WRITTEN INSTRUCTION: Write every record out again exactly as given.

SOURCE MATERIAL:
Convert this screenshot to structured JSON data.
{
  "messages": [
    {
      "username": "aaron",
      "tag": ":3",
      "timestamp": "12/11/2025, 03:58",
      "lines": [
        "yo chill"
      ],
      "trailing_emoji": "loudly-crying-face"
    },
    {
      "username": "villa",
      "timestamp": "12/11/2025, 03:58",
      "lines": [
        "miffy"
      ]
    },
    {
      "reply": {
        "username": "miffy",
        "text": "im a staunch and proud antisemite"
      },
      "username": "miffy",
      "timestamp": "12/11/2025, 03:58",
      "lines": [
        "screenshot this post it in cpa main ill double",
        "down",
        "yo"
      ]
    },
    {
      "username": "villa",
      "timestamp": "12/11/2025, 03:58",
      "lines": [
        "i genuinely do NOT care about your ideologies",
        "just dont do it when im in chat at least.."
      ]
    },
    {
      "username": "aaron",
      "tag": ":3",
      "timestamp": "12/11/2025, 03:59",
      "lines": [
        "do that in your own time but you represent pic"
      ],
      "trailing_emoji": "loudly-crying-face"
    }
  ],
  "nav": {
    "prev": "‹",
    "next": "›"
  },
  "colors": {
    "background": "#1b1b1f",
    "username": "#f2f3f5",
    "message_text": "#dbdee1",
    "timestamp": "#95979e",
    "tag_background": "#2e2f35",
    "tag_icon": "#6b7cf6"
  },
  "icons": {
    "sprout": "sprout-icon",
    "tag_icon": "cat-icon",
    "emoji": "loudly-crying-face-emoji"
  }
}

ANSWER IN FULL:
Convert this screenshot to structured JSON data.
{
  "messages": [
    {
      "username": "aaron",
      "tag": ":3",
      "timestamp": "12/11/2025, 03:58",
      "lines": [
        "yo chill"
      ],
      "trailing_emoji": "loudly-crying-face"
    },
    {
      "username": "villa",
      "timestamp": "12/11/2025, 03:58",
      "lines": [
        "miffy"
      ]
    },
    {
      "reply": {
        "username": "miffy",
        "text": "im a staunch and proud antisemite"
      },
      "username": "miffy",
      "timestamp": "12/11/2025, 03:58",
      "lines": [
        "screenshot this post it in cpa main ill double",
        "down",
        "yo"
      ]
    },
    {
      "username": "villa",
      "timestamp": "12/11/2025, 03:58",
      "lines": [
        "i genuinely do NOT care about your ideologies",
        "just dont do it when im in chat at least.."
      ]
    },
    {
      "username": "aaron",
      "tag": ":3",
      "timestamp": "12/11/2025, 03:59",
      "lines": [
        "do that in your own time but you represent pic"
      ],
      "trailing_emoji": "loudly-crying-face"
    }
  ],
  "nav": {
    "prev": "‹",
    "next": "›"
  },
  "colors": {
    "background": "#1b1b1f",
    "username": "#f2f3f5",
    "message_text": "#dbdee1",
    "timestamp": "#95979e",
    "tag_background": "#2e2f35",
    "tag_icon": "#6b7cf6"
  },
  "icons": {
    "sprout": "sprout-icon",
    "tag_icon": "cat-icon",
    "emoji": "loudly-crying-face-emoji"
  }
}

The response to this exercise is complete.